■ Goal: Exactly reproduce all the records, keeping pictures out of the copy.

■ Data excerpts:

--------------------------------------------------

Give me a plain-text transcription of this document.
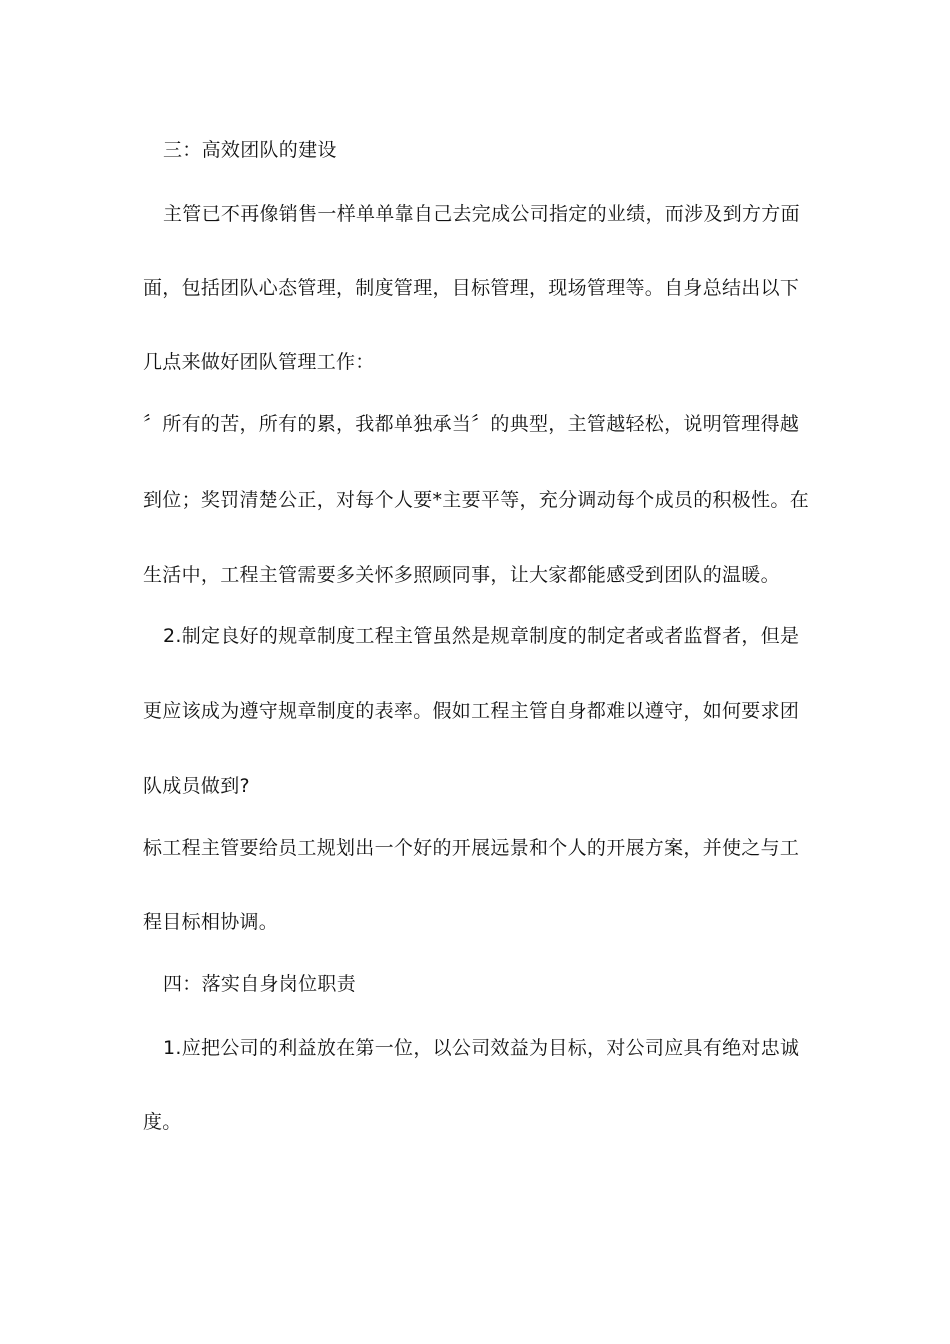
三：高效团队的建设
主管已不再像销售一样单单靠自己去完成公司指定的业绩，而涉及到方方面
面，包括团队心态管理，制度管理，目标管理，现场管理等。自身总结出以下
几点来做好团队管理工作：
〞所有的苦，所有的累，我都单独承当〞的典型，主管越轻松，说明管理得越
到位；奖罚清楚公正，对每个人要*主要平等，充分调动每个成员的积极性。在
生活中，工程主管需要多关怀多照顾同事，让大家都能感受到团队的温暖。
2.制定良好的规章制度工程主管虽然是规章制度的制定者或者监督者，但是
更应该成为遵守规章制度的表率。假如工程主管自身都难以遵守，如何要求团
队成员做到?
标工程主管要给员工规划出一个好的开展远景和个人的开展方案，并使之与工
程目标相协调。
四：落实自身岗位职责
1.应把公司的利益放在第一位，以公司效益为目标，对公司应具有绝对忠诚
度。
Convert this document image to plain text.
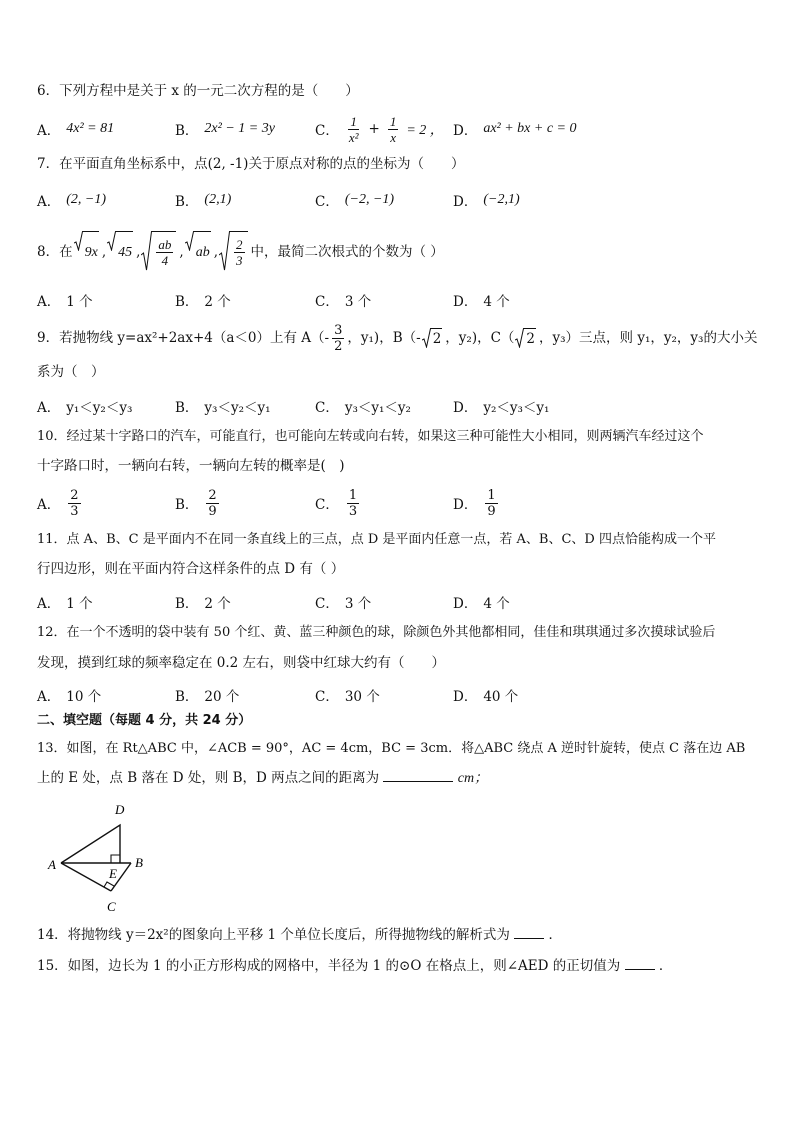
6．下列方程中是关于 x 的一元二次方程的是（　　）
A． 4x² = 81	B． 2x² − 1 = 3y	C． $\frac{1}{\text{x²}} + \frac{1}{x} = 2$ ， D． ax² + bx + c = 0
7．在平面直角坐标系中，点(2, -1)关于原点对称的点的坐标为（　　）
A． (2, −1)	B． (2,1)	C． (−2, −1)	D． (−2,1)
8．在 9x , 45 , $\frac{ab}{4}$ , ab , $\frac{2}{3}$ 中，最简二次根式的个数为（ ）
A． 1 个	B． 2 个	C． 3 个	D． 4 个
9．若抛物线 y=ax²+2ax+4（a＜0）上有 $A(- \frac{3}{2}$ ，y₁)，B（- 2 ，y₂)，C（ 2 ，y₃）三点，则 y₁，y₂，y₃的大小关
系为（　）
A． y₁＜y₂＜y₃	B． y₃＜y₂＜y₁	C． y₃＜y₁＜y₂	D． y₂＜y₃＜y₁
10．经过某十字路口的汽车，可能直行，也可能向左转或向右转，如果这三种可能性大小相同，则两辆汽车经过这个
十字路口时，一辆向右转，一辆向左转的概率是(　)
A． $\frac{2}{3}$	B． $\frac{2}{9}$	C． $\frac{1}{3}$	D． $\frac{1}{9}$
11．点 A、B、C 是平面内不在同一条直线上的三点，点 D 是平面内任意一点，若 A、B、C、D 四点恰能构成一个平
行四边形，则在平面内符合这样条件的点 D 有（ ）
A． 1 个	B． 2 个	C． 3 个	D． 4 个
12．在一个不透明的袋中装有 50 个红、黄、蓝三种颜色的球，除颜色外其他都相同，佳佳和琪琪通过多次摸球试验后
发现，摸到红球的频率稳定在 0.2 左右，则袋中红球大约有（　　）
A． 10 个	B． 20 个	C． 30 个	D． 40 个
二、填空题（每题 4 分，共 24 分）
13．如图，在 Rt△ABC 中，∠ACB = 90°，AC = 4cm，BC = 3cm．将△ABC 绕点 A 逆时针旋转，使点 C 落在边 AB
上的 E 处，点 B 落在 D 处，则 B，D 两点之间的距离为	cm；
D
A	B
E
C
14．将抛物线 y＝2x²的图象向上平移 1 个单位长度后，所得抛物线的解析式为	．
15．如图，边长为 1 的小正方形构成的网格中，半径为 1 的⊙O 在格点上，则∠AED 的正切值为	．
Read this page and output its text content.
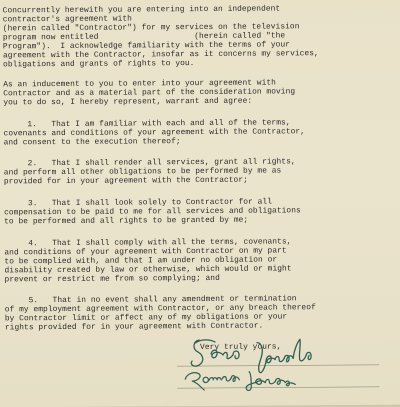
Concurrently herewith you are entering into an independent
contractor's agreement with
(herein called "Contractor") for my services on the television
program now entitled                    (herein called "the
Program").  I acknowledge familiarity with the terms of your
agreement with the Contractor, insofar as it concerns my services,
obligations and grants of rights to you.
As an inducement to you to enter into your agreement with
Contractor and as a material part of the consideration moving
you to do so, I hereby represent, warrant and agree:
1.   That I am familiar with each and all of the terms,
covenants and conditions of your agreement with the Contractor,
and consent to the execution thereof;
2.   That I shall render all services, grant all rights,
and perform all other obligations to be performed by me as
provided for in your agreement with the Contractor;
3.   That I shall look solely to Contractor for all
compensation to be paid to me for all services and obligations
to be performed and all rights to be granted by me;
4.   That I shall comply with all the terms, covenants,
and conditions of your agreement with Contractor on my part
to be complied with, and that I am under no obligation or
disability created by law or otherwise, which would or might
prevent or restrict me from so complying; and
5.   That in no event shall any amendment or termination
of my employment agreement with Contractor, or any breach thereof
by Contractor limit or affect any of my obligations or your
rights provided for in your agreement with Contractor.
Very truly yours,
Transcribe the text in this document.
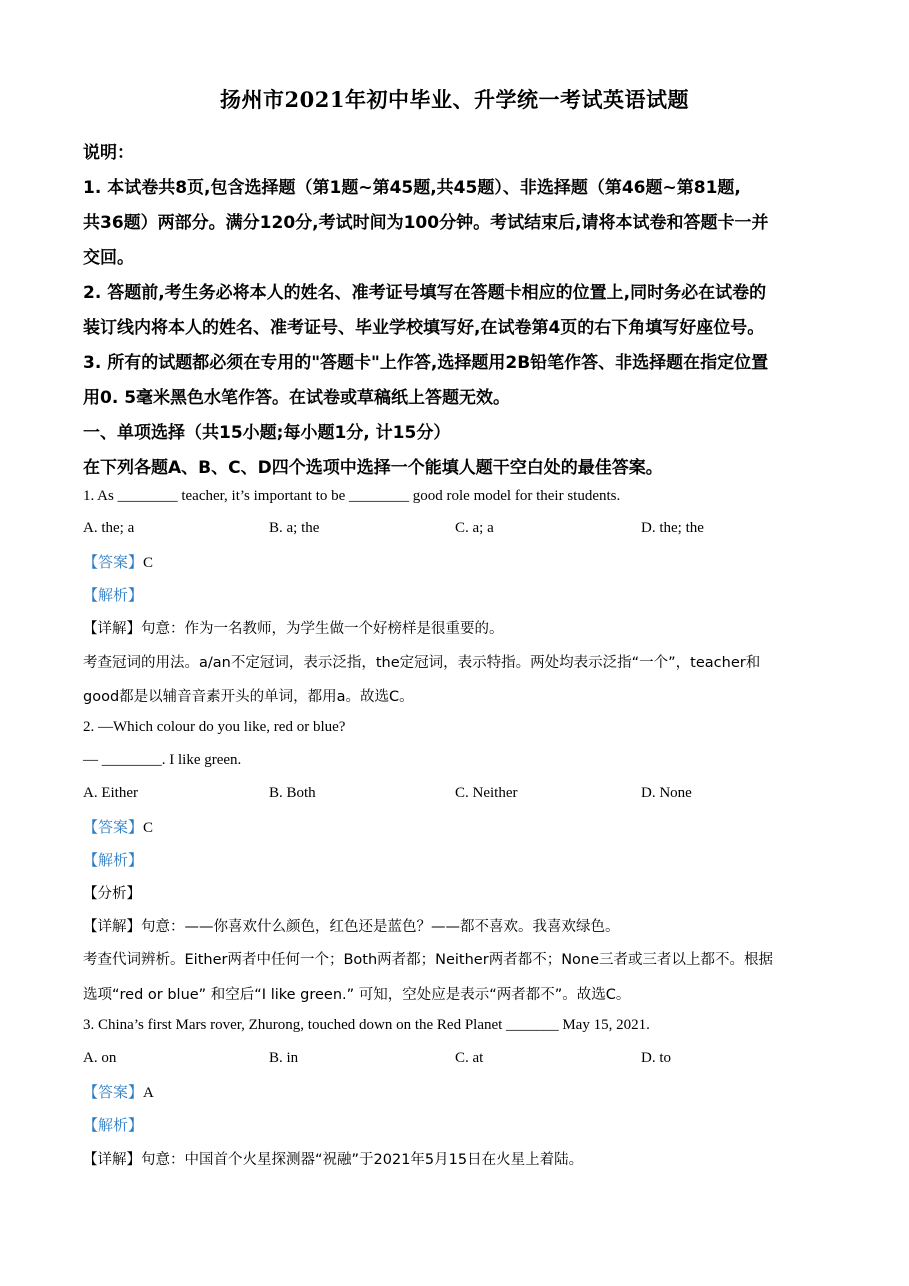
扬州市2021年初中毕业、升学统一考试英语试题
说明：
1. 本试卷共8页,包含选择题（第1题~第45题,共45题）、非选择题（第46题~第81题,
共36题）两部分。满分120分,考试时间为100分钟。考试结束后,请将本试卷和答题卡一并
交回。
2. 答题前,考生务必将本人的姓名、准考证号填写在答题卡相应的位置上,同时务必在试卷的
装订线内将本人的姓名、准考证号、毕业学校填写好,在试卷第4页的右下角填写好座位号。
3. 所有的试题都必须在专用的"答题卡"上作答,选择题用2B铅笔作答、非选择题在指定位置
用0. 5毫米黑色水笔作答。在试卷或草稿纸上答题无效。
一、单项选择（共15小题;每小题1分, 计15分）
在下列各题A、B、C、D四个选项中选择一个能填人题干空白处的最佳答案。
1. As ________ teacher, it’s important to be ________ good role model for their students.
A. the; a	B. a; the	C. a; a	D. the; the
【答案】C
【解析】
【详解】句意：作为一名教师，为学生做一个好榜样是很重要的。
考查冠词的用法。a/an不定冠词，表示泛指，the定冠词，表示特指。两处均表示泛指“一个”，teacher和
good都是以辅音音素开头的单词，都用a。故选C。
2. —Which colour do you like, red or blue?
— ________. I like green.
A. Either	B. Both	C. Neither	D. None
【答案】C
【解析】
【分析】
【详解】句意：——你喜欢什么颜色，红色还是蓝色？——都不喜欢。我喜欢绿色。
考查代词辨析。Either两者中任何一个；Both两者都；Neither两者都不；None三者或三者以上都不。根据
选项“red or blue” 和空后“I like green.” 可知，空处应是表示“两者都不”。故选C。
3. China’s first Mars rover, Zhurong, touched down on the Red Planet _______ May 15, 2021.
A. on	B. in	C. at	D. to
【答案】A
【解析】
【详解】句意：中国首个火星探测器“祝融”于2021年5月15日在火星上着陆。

--------------------------------------------------

■ Written answer:
Give me a plain-text transcription of this document.
三：高效团队的建设
主管已不再像销售一样单单靠自己去完成公司指定的业绩，而涉及到方方面
面，包括团队心态管理，制度管理，目标管理，现场管理等。自身总结出以下
几点来做好团队管理工作：
〞所有的苦，所有的累，我都单独承当〞的典型，主管越轻松，说明管理得越
到位；奖罚清楚公正，对每个人要*主要平等，充分调动每个成员的积极性。在
生活中，工程主管需要多关怀多照顾同事，让大家都能感受到团队的温暖。
2.制定良好的规章制度工程主管虽然是规章制度的制定者或者监督者，但是
更应该成为遵守规章制度的表率。假如工程主管自身都难以遵守，如何要求团
队成员做到?
标工程主管要给员工规划出一个好的开展远景和个人的开展方案，并使之与工
程目标相协调。
四：落实自身岗位职责
1.应把公司的利益放在第一位，以公司效益为目标，对公司应具有绝对忠诚
度。
Convert this document image to plain text.
6．下列方程中是关于 x 的一元二次方程的是（　　）
A． 4x² = 81	B． 2x² − 1 = 3y	C． $\frac{1}{\text{x²}} + \frac{1}{x} = 2$ ， D． ax² + bx + c = 0
7．在平面直角坐标系中，点(2, -1)关于原点对称的点的坐标为（　　）
A． (2, −1)	B． (2,1)	C． (−2, −1)	D． (−2,1)
8．在 9x , 45 , $\frac{ab}{4}$ , ab , $\frac{2}{3}$ 中，最简二次根式的个数为（ ）
A． 1 个	B． 2 个	C． 3 个	D． 4 个
9．若抛物线 y=ax²+2ax+4（a＜0）上有 $A(- \frac{3}{2}$ ，y₁)，B（- 2 ，y₂)，C（ 2 ，y₃）三点，则 y₁，y₂，y₃的大小关
系为（　）
A． y₁＜y₂＜y₃	B． y₃＜y₂＜y₁	C． y₃＜y₁＜y₂	D． y₂＜y₃＜y₁
10．经过某十字路口的汽车，可能直行，也可能向左转或向右转，如果这三种可能性大小相同，则两辆汽车经过这个
十字路口时，一辆向右转，一辆向左转的概率是(　)
A． $\frac{2}{3}$	B． $\frac{2}{9}$	C． $\frac{1}{3}$	D． $\frac{1}{9}$
11．点 A、B、C 是平面内不在同一条直线上的三点，点 D 是平面内任意一点，若 A、B、C、D 四点恰能构成一个平
行四边形，则在平面内符合这样条件的点 D 有（ ）
A． 1 个	B． 2 个	C． 3 个	D． 4 个
12．在一个不透明的袋中装有 50 个红、黄、蓝三种颜色的球，除颜色外其他都相同，佳佳和琪琪通过多次摸球试验后
发现，摸到红球的频率稳定在 0.2 左右，则袋中红球大约有（　　）
A． 10 个	B． 20 个	C． 30 个	D． 40 个
二、填空题（每题 4 分，共 24 分）
13．如图，在 Rt△ABC 中，∠ACB = 90°，AC = 4cm，BC = 3cm．将△ABC 绕点 A 逆时针旋转，使点 C 落在边 AB
上的 E 处，点 B 落在 D 处，则 B，D 两点之间的距离为	cm；
D
A	B
E
C
14．将抛物线 y＝2x²的图象向上平移 1 个单位长度后，所得抛物线的解析式为	．
15．如图，边长为 1 的小正方形构成的网格中，半径为 1 的⊙O 在格点上，则∠AED 的正切值为	．
Read this page and output its text content.
Concurrently herewith you are entering into an independent
contractor's agreement with
(herein called "Contractor") for my services on the television
program now entitled                    (herein called "the
Program").  I acknowledge familiarity with the terms of your
agreement with the Contractor, insofar as it concerns my services,
obligations and grants of rights to you.
As an inducement to you to enter into your agreement with
Contractor and as a material part of the consideration moving
you to do so, I hereby represent, warrant and agree:
1.   That I am familiar with each and all of the terms,
covenants and conditions of your agreement with the Contractor,
and consent to the execution thereof;
2.   That I shall render all services, grant all rights,
and perform all other obligations to be performed by me as
provided for in your agreement with the Contractor;
3.   That I shall look solely to Contractor for all
compensation to be paid to me for all services and obligations
to be performed and all rights to be granted by me;
4.   That I shall comply with all the terms, covenants,
and conditions of your agreement with Contractor on my part
to be complied with, and that I am under no obligation or
disability created by law or otherwise, which would or might
prevent or restrict me from so complying; and
5.   That in no event shall any amendment or termination
of my employment agreement with Contractor, or any breach thereof
by Contractor limit or affect any of my obligations or your
rights provided for in your agreement with Contractor.
Very truly yours,
Transcribe the text in this document.
扬州市2021年初中毕业、升学统一考试英语试题
说明：
1. 本试卷共8页,包含选择题（第1题~第45题,共45题）、非选择题（第46题~第81题,
共36题）两部分。满分120分,考试时间为100分钟。考试结束后,请将本试卷和答题卡一并
交回。
2. 答题前,考生务必将本人的姓名、准考证号填写在答题卡相应的位置上,同时务必在试卷的
装订线内将本人的姓名、准考证号、毕业学校填写好,在试卷第4页的右下角填写好座位号。
3. 所有的试题都必须在专用的"答题卡"上作答,选择题用2B铅笔作答、非选择题在指定位置
用0. 5毫米黑色水笔作答。在试卷或草稿纸上答题无效。
一、单项选择（共15小题;每小题1分, 计15分）
在下列各题A、B、C、D四个选项中选择一个能填人题干空白处的最佳答案。
1. As ________ teacher, it’s important to be ________ good role model for their students.
A. the; a	B. a; the	C. a; a	D. the; the
【答案】C
【解析】
【详解】句意：作为一名教师，为学生做一个好榜样是很重要的。
考查冠词的用法。a/an不定冠词，表示泛指，the定冠词，表示特指。两处均表示泛指“一个”，teacher和
good都是以辅音音素开头的单词，都用a。故选C。
2. —Which colour do you like, red or blue?
— ________. I like green.
A. Either	B. Both	C. Neither	D. None
【答案】C
【解析】
【分析】
【详解】句意：——你喜欢什么颜色，红色还是蓝色？——都不喜欢。我喜欢绿色。
考查代词辨析。Either两者中任何一个；Both两者都；Neither两者都不；None三者或三者以上都不。根据
选项“red or blue” 和空后“I like green.” 可知，空处应是表示“两者都不”。故选C。
3. China’s first Mars rover, Zhurong, touched down on the Red Planet _______ May 15, 2021.
A. on	B. in	C. at	D. to
【答案】A
【解析】
【详解】句意：中国首个火星探测器“祝融”于2021年5月15日在火星上着陆。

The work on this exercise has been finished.